▶ **GOAL**
Locate each line of the material that contains "Count", then return it.

(Data entries for graphics)
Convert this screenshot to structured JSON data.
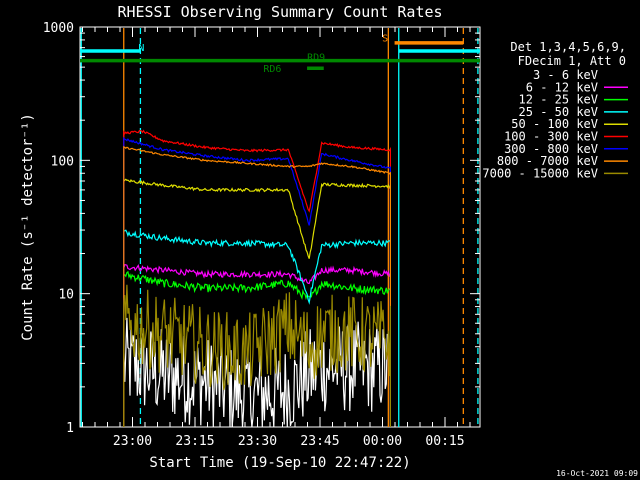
{
  "chart_data": {
    "type": "line",
    "title": "RHESSI Observing Summary Count Rates",
    "xlabel": "Start Time (19-Sep-10 22:47:22)",
    "ylabel": "Count Rate (s⁻¹ detector⁻¹)",
    "ylog": true,
    "ylim": [
      1,
      1000
    ],
    "xlim_minutes": [
      0,
      96
    ],
    "grid": false,
    "legend_position": "right",
    "x_ticks": [
      {
        "label": "23:00",
        "minute": 12.6
      },
      {
        "label": "23:15",
        "minute": 27.6
      },
      {
        "label": "23:30",
        "minute": 42.6
      },
      {
        "label": "23:45",
        "minute": 57.6
      },
      {
        "label": "00:00",
        "minute": 72.6
      },
      {
        "label": "00:15",
        "minute": 87.6
      }
    ],
    "y_ticks": [
      {
        "label": "1",
        "value": 1
      },
      {
        "label": "10",
        "value": 10
      },
      {
        "label": "100",
        "value": 100
      },
      {
        "label": "1000",
        "value": 1000
      }
    ],
    "legend_header": [
      "Det 1,3,4,5,6,9,",
      "FDecim 1, Att 0"
    ],
    "data_window": {
      "start": 10.5,
      "gap_start": 54.5,
      "gap_end": 58.0,
      "end": 74.5
    },
    "series": [
      {
        "name": "3 - 6 keV",
        "color": "#ffffff",
        "legend_color": "#000000",
        "noise": 0.35,
        "values": [
          [
            10.5,
            3.0
          ],
          [
            20,
            2.5
          ],
          [
            30,
            2.2
          ],
          [
            40,
            1.7
          ],
          [
            50,
            1.9
          ],
          [
            55,
            2.5
          ],
          [
            58,
            2.8
          ],
          [
            65,
            2.8
          ],
          [
            74.5,
            2.8
          ]
        ]
      },
      {
        "name": "6 - 12 keV",
        "color": "#ff00ff",
        "noise": 0.05,
        "values": [
          [
            10.5,
            16
          ],
          [
            20,
            15
          ],
          [
            30,
            14
          ],
          [
            40,
            14
          ],
          [
            50,
            14
          ],
          [
            55,
            12
          ],
          [
            58,
            15
          ],
          [
            65,
            15
          ],
          [
            74.5,
            14
          ]
        ]
      },
      {
        "name": "12 - 25 keV",
        "color": "#00ff00",
        "noise": 0.07,
        "values": [
          [
            10.5,
            14
          ],
          [
            20,
            12
          ],
          [
            30,
            11
          ],
          [
            40,
            11
          ],
          [
            50,
            12
          ],
          [
            55,
            9
          ],
          [
            58,
            12
          ],
          [
            65,
            11
          ],
          [
            74.5,
            10.5
          ]
        ]
      },
      {
        "name": "25 - 50 keV",
        "color": "#00ffff",
        "noise": 0.05,
        "values": [
          [
            10.5,
            29
          ],
          [
            20,
            26
          ],
          [
            30,
            24
          ],
          [
            40,
            24
          ],
          [
            50,
            23
          ],
          [
            55,
            9
          ],
          [
            58,
            23
          ],
          [
            65,
            24
          ],
          [
            74.5,
            24
          ]
        ]
      },
      {
        "name": "50 - 100 keV",
        "color": "#dddd00",
        "noise": 0.025,
        "values": [
          [
            10.5,
            71
          ],
          [
            20,
            65
          ],
          [
            30,
            60
          ],
          [
            40,
            60
          ],
          [
            50,
            60
          ],
          [
            55,
            18
          ],
          [
            58,
            66
          ],
          [
            65,
            65
          ],
          [
            74.5,
            64
          ]
        ]
      },
      {
        "name": "100 - 300 keV",
        "color": "#ff0000",
        "noise": 0.02,
        "values": [
          [
            10.5,
            160
          ],
          [
            15,
            165
          ],
          [
            20,
            140
          ],
          [
            30,
            125
          ],
          [
            40,
            118
          ],
          [
            50,
            120
          ],
          [
            55,
            41
          ],
          [
            58,
            135
          ],
          [
            65,
            125
          ],
          [
            74.5,
            120
          ]
        ]
      },
      {
        "name": "300 - 800 keV",
        "color": "#0000ff",
        "noise": 0.02,
        "values": [
          [
            10.5,
            145
          ],
          [
            20,
            120
          ],
          [
            30,
            108
          ],
          [
            40,
            100
          ],
          [
            50,
            103
          ],
          [
            55,
            33
          ],
          [
            58,
            112
          ],
          [
            65,
            100
          ],
          [
            74.5,
            87
          ]
        ]
      },
      {
        "name": "800 - 7000 keV",
        "color": "#ff8800",
        "noise": 0.015,
        "values": [
          [
            10.5,
            125
          ],
          [
            20,
            110
          ],
          [
            30,
            100
          ],
          [
            40,
            95
          ],
          [
            50,
            90
          ],
          [
            55,
            90
          ],
          [
            58,
            95
          ],
          [
            65,
            90
          ],
          [
            74.5,
            80
          ]
        ]
      },
      {
        "name": "7000 - 15000 keV",
        "color": "#9a8a00",
        "noise": 0.3,
        "values": [
          [
            10.5,
            6.0
          ],
          [
            20,
            5.0
          ],
          [
            30,
            4.0
          ],
          [
            40,
            3.5
          ],
          [
            50,
            5.5
          ],
          [
            55,
            4.0
          ],
          [
            58,
            5.0
          ],
          [
            65,
            5.0
          ],
          [
            74.5,
            4.5
          ]
        ]
      }
    ],
    "annotations": [
      {
        "label": "N",
        "color": "#00ffff",
        "x": 14.0,
        "y": 660
      },
      {
        "label": "S",
        "color": "#ff8800",
        "x": 72.5,
        "y": 780
      },
      {
        "label": "RD9",
        "color": "#008800",
        "x": 54.5,
        "y": 560
      },
      {
        "label": "RD6",
        "color": "#008800",
        "x": 44.0,
        "y": 460
      }
    ],
    "state_bars": [
      {
        "label": "N",
        "color": "#00ffff",
        "y": 660,
        "segments": [
          [
            0,
            14.5
          ],
          [
            76.5,
            96
          ]
        ]
      },
      {
        "label": "S",
        "color": "#ff8800",
        "y": 760,
        "segments": [
          [
            75.5,
            92
          ]
        ]
      },
      {
        "label": "RD9",
        "color": "#008800",
        "y": 560,
        "segments": [
          [
            0,
            96
          ]
        ]
      },
      {
        "label": "RD6",
        "color": "#008800",
        "y": 490,
        "segments": [
          [
            54.5,
            58.5
          ]
        ]
      }
    ],
    "vertical_markers": [
      {
        "x": 0.3,
        "color": "#00ffff",
        "style": "solid"
      },
      {
        "x": 14.5,
        "color": "#00ffff",
        "style": "dashed"
      },
      {
        "x": 10.5,
        "color": "#ff8800",
        "style": "solid"
      },
      {
        "x": 74.0,
        "color": "#ff8800",
        "style": "solid"
      },
      {
        "x": 76.5,
        "color": "#00ffff",
        "style": "solid"
      },
      {
        "x": 92.0,
        "color": "#ff8800",
        "style": "dashed"
      },
      {
        "x": 95.5,
        "color": "#00ffff",
        "style": "dashed"
      }
    ]
  },
  "footer": {
    "timestamp": "16-Oct-2021 09:09"
  }
}
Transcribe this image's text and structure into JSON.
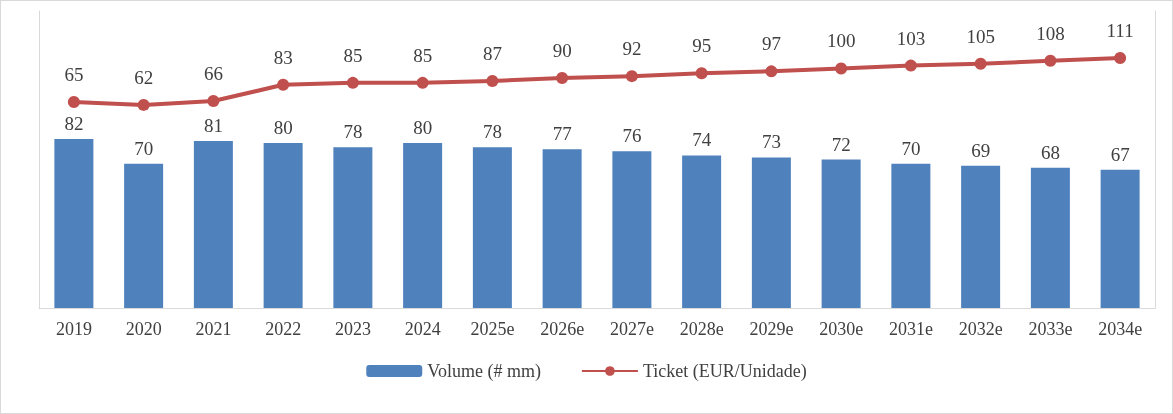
{
  "chart_data": {
    "type": "bar",
    "categories": [
      "2019",
      "2020",
      "2021",
      "2022",
      "2023",
      "2024",
      "2025e",
      "2026e",
      "2027e",
      "2028e",
      "2029e",
      "2030e",
      "2031e",
      "2032e",
      "2033e",
      "2034e"
    ],
    "series": [
      {
        "name": "Volume (# mm)",
        "type": "bar",
        "color": "#4f81bd",
        "values": [
          82,
          70,
          81,
          80,
          78,
          80,
          78,
          77,
          76,
          74,
          73,
          72,
          70,
          69,
          68,
          67
        ]
      },
      {
        "name": "Ticket (EUR/Unidade)",
        "type": "line",
        "axis": "y2",
        "color": "#c0504d",
        "values": [
          65,
          62,
          66,
          83,
          85,
          85,
          87,
          90,
          92,
          95,
          97,
          100,
          103,
          105,
          108,
          111
        ]
      }
    ],
    "ylim": [
      0,
      144
    ],
    "y2lim": [
      -150,
      160
    ],
    "data_labels": true,
    "legend": "bottom",
    "marker": "circle",
    "tick_labels": "x"
  }
}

▶ **THE RESPONSE**
    "title": "RHESSI Observing Summary Count Rates",
    "ylabel": "Count Rate (s⁻¹ detector⁻¹)",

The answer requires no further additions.